DATA PROVIDED
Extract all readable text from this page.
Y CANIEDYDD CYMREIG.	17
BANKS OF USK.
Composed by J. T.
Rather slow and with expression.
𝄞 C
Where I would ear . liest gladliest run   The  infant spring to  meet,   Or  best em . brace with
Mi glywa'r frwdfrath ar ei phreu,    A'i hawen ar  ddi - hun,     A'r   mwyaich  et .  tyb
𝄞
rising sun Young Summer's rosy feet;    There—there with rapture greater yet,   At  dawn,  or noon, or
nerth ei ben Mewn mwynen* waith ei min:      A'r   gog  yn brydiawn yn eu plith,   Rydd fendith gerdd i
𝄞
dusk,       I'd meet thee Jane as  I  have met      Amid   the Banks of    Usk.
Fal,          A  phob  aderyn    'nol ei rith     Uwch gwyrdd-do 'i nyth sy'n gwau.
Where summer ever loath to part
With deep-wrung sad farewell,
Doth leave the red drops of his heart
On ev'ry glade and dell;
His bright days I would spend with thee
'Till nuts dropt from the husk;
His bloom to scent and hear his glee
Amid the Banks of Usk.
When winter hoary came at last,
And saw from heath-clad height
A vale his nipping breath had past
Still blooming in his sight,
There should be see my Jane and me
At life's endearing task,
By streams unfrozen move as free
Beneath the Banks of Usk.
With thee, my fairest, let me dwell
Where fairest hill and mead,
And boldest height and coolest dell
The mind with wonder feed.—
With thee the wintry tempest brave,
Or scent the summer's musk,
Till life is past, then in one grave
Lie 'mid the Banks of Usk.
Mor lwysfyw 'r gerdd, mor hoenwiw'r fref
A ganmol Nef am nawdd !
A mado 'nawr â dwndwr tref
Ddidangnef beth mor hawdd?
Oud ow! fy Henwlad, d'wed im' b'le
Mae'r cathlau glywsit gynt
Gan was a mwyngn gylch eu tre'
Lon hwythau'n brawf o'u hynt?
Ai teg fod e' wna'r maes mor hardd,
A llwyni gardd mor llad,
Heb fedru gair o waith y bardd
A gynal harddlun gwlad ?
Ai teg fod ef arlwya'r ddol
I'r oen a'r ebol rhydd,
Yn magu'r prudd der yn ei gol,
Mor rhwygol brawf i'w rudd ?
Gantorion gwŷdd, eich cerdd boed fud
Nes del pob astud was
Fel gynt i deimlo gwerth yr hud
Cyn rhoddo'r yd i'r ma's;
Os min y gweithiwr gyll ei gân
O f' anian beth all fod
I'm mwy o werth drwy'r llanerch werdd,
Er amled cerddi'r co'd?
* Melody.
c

WHAT THIS TASK INVOLVES
Gather all the lines that include the word "from" and copy them out.

FINISHED EXERCISE
Extract all readable text from this page.
'Till nuts dropt from the husk;
And saw from heath-clad height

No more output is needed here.